__Data entries__:
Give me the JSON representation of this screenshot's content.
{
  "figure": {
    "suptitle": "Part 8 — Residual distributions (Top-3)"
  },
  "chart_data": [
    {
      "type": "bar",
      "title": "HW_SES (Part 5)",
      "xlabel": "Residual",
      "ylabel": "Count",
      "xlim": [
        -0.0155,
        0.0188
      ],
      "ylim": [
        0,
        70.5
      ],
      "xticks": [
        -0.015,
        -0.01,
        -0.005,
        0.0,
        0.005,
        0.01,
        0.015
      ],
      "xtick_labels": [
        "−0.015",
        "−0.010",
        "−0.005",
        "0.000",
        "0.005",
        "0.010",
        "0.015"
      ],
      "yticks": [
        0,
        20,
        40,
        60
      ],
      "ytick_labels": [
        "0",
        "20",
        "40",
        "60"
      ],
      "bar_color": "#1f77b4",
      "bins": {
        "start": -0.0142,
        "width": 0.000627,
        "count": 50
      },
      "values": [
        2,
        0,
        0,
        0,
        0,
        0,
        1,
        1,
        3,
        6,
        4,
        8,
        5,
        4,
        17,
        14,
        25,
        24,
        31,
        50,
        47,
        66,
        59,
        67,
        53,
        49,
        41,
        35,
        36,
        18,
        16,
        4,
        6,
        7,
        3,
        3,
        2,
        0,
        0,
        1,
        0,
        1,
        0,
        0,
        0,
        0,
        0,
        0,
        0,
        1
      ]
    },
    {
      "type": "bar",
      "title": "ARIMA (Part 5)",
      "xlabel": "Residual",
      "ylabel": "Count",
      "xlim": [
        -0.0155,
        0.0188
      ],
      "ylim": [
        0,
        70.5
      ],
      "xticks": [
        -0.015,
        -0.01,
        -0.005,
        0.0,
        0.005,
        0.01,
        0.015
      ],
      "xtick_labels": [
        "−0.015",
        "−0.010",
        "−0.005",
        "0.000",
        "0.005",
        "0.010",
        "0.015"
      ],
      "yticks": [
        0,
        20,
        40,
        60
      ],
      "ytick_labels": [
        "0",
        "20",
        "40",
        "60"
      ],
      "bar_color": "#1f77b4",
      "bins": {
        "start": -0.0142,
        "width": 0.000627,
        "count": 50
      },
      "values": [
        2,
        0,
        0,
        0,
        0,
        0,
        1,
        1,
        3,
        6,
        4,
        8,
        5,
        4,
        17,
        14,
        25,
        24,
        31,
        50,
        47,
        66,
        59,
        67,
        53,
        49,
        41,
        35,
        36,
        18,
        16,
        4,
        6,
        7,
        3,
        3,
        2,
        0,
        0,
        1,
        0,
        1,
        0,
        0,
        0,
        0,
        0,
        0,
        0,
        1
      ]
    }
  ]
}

__Task prompt__: Print the listing above in full, exactly as it is.

__Answer__:
Give me the JSON representation of this screenshot's content.
{
  "figure": {
    "suptitle": "Part 8 — Residual distributions (Top-3)"
  },
  "chart_data": [
    {
      "type": "bar",
      "title": "HW_SES (Part 5)",
      "xlabel": "Residual",
      "ylabel": "Count",
      "xlim": [
        -0.0155,
        0.0188
      ],
      "ylim": [
        0,
        70.5
      ],
      "xticks": [
        -0.015,
        -0.01,
        -0.005,
        0.0,
        0.005,
        0.01,
        0.015
      ],
      "xtick_labels": [
        "−0.015",
        "−0.010",
        "−0.005",
        "0.000",
        "0.005",
        "0.010",
        "0.015"
      ],
      "yticks": [
        0,
        20,
        40,
        60
      ],
      "ytick_labels": [
        "0",
        "20",
        "40",
        "60"
      ],
      "bar_color": "#1f77b4",
      "bins": {
        "start": -0.0142,
        "width": 0.000627,
        "count": 50
      },
      "values": [
        2,
        0,
        0,
        0,
        0,
        0,
        1,
        1,
        3,
        6,
        4,
        8,
        5,
        4,
        17,
        14,
        25,
        24,
        31,
        50,
        47,
        66,
        59,
        67,
        53,
        49,
        41,
        35,
        36,
        18,
        16,
        4,
        6,
        7,
        3,
        3,
        2,
        0,
        0,
        1,
        0,
        1,
        0,
        0,
        0,
        0,
        0,
        0,
        0,
        1
      ]
    },
    {
      "type": "bar",
      "title": "ARIMA (Part 5)",
      "xlabel": "Residual",
      "ylabel": "Count",
      "xlim": [
        -0.0155,
        0.0188
      ],
      "ylim": [
        0,
        70.5
      ],
      "xticks": [
        -0.015,
        -0.01,
        -0.005,
        0.0,
        0.005,
        0.01,
        0.015
      ],
      "xtick_labels": [
        "−0.015",
        "−0.010",
        "−0.005",
        "0.000",
        "0.005",
        "0.010",
        "0.015"
      ],
      "yticks": [
        0,
        20,
        40,
        60
      ],
      "ytick_labels": [
        "0",
        "20",
        "40",
        "60"
      ],
      "bar_color": "#1f77b4",
      "bins": {
        "start": -0.0142,
        "width": 0.000627,
        "count": 50
      },
      "values": [
        2,
        0,
        0,
        0,
        0,
        0,
        1,
        1,
        3,
        6,
        4,
        8,
        5,
        4,
        17,
        14,
        25,
        24,
        31,
        50,
        47,
        66,
        59,
        67,
        53,
        49,
        41,
        35,
        36,
        18,
        16,
        4,
        6,
        7,
        3,
        3,
        2,
        0,
        0,
        1,
        0,
        1,
        0,
        0,
        0,
        0,
        0,
        0,
        0,
        1
      ]
    }
  ]
}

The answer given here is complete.